-------- ENTRIES SUPPLIED --------

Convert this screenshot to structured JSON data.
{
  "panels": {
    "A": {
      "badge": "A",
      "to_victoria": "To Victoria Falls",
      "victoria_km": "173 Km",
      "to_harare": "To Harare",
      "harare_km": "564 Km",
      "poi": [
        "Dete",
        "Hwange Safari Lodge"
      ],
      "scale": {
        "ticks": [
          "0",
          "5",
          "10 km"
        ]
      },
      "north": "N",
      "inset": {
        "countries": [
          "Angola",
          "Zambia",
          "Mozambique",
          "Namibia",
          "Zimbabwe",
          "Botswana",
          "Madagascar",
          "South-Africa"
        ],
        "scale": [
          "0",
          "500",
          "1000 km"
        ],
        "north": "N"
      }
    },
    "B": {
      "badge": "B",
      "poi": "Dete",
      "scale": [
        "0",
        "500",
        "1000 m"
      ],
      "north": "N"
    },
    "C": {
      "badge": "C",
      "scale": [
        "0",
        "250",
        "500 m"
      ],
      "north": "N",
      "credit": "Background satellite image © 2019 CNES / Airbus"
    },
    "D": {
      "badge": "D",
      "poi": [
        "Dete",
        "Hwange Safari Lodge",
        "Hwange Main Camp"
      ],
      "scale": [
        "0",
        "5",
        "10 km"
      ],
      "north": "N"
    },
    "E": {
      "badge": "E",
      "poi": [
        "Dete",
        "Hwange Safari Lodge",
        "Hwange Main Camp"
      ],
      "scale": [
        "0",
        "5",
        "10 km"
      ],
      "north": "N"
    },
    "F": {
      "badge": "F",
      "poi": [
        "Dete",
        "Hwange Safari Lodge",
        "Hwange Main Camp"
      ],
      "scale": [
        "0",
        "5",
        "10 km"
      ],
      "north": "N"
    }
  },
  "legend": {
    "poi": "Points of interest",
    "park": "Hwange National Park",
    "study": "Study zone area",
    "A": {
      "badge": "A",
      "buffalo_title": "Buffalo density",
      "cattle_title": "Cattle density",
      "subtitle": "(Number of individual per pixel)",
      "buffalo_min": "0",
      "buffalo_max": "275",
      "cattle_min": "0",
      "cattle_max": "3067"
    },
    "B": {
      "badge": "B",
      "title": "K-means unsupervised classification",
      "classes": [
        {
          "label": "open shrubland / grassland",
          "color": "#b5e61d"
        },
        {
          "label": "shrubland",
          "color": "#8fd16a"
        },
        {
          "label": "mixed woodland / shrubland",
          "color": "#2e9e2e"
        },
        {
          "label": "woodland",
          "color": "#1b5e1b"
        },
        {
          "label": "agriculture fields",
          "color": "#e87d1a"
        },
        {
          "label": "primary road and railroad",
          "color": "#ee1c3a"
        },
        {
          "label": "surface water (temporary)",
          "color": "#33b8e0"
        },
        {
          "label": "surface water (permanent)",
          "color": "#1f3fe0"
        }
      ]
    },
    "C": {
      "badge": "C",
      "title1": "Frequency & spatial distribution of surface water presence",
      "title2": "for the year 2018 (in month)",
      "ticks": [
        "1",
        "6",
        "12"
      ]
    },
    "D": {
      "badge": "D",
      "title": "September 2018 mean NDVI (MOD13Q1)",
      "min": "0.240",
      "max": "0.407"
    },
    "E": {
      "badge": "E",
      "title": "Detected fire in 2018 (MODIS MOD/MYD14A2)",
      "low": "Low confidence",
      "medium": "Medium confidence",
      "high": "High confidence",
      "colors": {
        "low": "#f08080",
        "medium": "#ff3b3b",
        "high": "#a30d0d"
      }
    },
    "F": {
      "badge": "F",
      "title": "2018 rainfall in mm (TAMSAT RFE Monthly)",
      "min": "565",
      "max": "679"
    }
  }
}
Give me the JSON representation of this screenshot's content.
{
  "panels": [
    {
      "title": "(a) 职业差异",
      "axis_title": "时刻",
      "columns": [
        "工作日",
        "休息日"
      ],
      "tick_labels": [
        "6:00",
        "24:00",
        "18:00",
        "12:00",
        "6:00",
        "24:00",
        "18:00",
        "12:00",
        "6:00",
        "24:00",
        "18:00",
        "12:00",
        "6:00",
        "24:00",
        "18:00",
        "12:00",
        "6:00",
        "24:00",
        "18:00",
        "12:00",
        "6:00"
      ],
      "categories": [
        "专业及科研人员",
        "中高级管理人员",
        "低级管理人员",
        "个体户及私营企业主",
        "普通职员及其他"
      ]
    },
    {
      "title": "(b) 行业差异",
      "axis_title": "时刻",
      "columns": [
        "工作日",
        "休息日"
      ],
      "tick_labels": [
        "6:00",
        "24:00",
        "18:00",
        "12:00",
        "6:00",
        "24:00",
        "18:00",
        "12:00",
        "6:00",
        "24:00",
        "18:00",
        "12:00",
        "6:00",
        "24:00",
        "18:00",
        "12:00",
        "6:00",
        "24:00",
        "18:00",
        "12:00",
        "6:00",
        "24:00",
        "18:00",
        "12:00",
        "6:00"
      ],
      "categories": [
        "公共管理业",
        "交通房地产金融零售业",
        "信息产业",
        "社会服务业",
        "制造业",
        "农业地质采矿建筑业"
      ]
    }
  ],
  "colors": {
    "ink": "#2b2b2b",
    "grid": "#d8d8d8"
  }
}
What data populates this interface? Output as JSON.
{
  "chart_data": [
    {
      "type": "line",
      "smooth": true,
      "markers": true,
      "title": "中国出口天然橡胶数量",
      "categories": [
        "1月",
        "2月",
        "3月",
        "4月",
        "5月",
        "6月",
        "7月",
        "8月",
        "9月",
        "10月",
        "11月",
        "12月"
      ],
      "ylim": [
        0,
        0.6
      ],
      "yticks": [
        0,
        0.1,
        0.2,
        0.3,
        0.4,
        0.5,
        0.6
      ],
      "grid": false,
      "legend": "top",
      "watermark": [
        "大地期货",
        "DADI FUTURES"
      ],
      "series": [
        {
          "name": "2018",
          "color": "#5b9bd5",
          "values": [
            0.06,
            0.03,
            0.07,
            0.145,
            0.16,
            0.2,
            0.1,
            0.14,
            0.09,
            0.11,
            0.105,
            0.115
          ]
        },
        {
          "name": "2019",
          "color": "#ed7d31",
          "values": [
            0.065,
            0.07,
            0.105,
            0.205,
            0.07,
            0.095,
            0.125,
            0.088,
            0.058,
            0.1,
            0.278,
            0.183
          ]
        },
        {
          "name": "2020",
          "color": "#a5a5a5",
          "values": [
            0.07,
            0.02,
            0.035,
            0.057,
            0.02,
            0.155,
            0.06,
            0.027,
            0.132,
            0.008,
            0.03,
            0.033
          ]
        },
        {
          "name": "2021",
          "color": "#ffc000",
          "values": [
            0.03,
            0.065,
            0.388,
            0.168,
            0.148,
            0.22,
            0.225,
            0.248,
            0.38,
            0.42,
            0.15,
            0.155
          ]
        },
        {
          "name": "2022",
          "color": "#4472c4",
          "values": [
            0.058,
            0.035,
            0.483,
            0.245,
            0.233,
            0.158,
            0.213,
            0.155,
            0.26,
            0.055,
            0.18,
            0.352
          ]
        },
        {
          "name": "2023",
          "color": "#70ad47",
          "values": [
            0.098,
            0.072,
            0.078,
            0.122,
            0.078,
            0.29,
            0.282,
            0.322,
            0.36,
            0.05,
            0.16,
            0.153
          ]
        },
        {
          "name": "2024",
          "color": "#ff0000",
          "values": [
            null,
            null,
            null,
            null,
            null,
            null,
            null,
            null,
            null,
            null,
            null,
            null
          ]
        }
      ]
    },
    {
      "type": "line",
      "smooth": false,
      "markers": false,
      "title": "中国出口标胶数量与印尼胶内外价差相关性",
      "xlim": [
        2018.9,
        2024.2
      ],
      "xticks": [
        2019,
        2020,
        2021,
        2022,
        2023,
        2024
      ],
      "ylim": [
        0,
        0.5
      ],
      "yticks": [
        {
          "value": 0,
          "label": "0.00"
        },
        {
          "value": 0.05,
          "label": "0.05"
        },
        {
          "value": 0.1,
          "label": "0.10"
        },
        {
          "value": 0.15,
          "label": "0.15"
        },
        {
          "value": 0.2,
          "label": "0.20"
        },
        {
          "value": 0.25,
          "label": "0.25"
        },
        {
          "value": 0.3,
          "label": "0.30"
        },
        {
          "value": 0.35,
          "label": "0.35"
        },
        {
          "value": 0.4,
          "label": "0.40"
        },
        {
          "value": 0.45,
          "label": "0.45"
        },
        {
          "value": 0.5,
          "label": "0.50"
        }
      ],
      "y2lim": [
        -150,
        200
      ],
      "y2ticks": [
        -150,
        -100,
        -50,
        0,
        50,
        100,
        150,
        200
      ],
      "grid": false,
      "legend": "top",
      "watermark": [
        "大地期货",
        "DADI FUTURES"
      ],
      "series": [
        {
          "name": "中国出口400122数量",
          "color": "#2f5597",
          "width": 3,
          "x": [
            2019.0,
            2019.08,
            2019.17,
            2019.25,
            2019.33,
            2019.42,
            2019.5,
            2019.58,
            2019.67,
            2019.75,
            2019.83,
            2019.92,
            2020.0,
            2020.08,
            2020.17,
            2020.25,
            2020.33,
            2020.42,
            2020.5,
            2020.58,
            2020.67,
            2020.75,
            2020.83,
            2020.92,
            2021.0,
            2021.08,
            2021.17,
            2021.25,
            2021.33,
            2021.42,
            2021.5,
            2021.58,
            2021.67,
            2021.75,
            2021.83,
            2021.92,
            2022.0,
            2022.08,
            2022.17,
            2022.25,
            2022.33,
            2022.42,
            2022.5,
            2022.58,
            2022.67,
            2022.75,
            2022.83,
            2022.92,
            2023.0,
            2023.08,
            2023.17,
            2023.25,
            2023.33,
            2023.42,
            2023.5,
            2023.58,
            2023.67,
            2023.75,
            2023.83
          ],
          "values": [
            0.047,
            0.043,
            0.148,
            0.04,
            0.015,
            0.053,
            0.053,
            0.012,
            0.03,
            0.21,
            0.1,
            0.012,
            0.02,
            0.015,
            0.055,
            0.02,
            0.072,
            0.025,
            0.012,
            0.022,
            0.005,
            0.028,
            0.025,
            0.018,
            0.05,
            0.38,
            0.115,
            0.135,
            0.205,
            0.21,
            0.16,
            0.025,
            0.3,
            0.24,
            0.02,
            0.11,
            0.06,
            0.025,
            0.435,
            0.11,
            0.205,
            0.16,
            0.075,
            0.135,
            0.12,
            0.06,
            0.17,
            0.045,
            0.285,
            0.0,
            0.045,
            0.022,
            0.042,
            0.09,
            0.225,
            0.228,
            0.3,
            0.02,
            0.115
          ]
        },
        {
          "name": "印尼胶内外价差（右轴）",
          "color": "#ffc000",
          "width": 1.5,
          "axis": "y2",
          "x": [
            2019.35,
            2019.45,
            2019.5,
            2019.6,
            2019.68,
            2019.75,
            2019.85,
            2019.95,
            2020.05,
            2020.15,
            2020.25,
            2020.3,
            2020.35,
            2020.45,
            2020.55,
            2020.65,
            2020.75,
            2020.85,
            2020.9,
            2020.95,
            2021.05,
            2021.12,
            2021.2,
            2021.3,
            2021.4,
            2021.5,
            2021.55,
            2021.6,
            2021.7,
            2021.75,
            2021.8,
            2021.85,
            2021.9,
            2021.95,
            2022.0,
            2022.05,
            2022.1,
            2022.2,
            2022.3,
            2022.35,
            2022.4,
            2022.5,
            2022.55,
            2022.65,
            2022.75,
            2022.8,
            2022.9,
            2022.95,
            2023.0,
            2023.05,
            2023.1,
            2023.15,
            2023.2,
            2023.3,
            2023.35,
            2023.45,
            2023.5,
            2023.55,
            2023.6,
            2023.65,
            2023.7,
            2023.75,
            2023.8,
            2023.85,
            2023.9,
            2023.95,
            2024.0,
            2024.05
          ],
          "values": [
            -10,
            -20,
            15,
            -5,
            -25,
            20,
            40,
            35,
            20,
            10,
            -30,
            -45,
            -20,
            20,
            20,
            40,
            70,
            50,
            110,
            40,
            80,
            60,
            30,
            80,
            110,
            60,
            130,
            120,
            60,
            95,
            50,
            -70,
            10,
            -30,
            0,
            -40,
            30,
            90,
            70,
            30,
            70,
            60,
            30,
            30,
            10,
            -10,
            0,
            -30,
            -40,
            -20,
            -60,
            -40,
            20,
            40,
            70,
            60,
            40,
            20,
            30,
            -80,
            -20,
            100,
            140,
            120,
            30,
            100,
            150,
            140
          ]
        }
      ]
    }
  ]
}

--------

◆ TASK DIRECTIONS
Every line containing the string "false" must be listed.

◆ THE OUTPUT
      "grid": false,
      "smooth": false,
      "markers": false,
      "grid": false,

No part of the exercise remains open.